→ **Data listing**
[Start]
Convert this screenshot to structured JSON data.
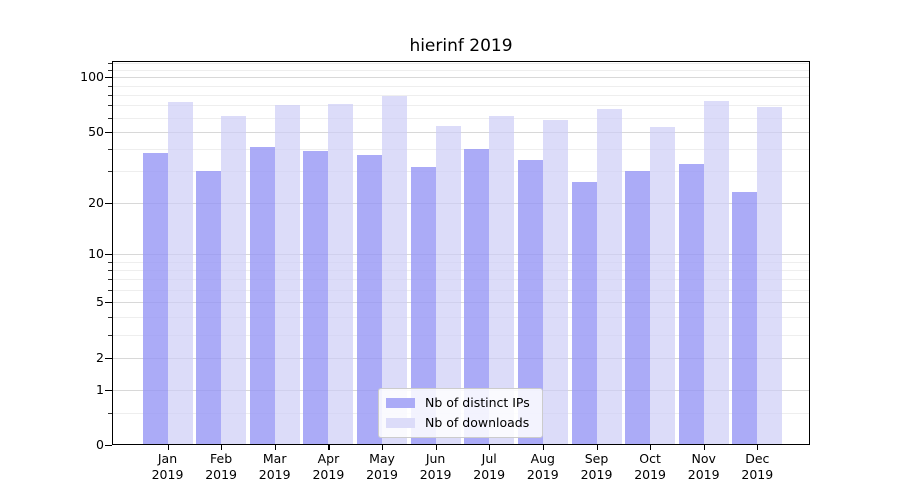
{
  "page": {
    "background_color": "#ffffff"
  },
  "chart_data": {
    "type": "bar",
    "title": "hierinf 2019",
    "categories": [
      "Jan",
      "Feb",
      "Mar",
      "Apr",
      "May",
      "Jun",
      "Jul",
      "Aug",
      "Sep",
      "Oct",
      "Nov",
      "Dec"
    ],
    "year": "2019",
    "series": [
      {
        "name": "Nb of distinct IPs",
        "color": "#ababf7",
        "fill": "rgba(150,150,245,0.8)",
        "values": [
          38,
          30,
          41,
          39,
          37,
          32,
          40,
          35,
          26,
          30,
          33,
          23
        ]
      },
      {
        "name": "Nb of downloads",
        "color": "#dcdcf9",
        "fill": "rgba(205,205,247,0.7)",
        "values": [
          73,
          61,
          70,
          71,
          79,
          54,
          61,
          58,
          67,
          53,
          74,
          69
        ]
      }
    ],
    "y_scale": "log1p",
    "ylim": [
      0,
      123
    ],
    "y_ticks": [
      0,
      1,
      2,
      5,
      10,
      20,
      50,
      100
    ],
    "y_minor_ticks": [
      0.5,
      3,
      4,
      6,
      7,
      8,
      9,
      30,
      40,
      60,
      70,
      80,
      90,
      110,
      120
    ],
    "grid": true,
    "legend_position": "lower center",
    "xlabel": "",
    "ylabel": ""
  }
}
[End]
Look through the material above and work out how many of its lines contain "fill". State the number only.

→ **OUTPUT FOR THIS EXERCISE**
2